» WHAT THIS TASK INVOLVES
Could you give the data below again, exactly and completely?

********

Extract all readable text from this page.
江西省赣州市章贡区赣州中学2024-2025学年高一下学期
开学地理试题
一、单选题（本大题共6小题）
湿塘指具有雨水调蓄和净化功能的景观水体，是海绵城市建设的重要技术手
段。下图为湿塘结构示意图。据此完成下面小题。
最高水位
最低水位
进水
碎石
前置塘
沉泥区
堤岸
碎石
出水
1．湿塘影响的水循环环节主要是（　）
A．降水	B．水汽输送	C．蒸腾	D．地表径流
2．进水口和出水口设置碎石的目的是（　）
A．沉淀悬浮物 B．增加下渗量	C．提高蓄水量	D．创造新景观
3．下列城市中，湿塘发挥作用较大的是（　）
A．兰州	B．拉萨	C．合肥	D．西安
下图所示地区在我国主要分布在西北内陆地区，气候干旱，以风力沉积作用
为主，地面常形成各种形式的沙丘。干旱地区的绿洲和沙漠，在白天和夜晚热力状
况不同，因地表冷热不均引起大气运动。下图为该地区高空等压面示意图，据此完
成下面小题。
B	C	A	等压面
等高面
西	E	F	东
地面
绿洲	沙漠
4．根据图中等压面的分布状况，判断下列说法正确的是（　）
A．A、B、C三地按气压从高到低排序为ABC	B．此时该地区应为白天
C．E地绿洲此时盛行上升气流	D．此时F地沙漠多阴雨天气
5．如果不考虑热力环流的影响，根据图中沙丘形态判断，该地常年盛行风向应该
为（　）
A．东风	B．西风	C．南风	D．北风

********

» TASK ANSWER
Extract all readable text from this page.
江西省赣州市章贡区赣州中学2024-2025学年高一下学期
开学地理试题
一、单选题（本大题共6小题）
湿塘指具有雨水调蓄和净化功能的景观水体，是海绵城市建设的重要技术手
段。下图为湿塘结构示意图。据此完成下面小题。
最高水位
最低水位
进水
碎石
前置塘
沉泥区
堤岸
碎石
出水
1．湿塘影响的水循环环节主要是（　）
A．降水	B．水汽输送	C．蒸腾	D．地表径流
2．进水口和出水口设置碎石的目的是（　）
A．沉淀悬浮物 B．增加下渗量	C．提高蓄水量	D．创造新景观
3．下列城市中，湿塘发挥作用较大的是（　）
A．兰州	B．拉萨	C．合肥	D．西安
下图所示地区在我国主要分布在西北内陆地区，气候干旱，以风力沉积作用
为主，地面常形成各种形式的沙丘。干旱地区的绿洲和沙漠，在白天和夜晚热力状
况不同，因地表冷热不均引起大气运动。下图为该地区高空等压面示意图，据此完
成下面小题。
B	C	A	等压面
等高面
西	E	F	东
地面
绿洲	沙漠
4．根据图中等压面的分布状况，判断下列说法正确的是（　）
A．A、B、C三地按气压从高到低排序为ABC	B．此时该地区应为白天
C．E地绿洲此时盛行上升气流	D．此时F地沙漠多阴雨天气
5．如果不考虑热力环流的影响，根据图中沙丘形态判断，该地常年盛行风向应该
为（　）
A．东风	B．西风	C．南风	D．北风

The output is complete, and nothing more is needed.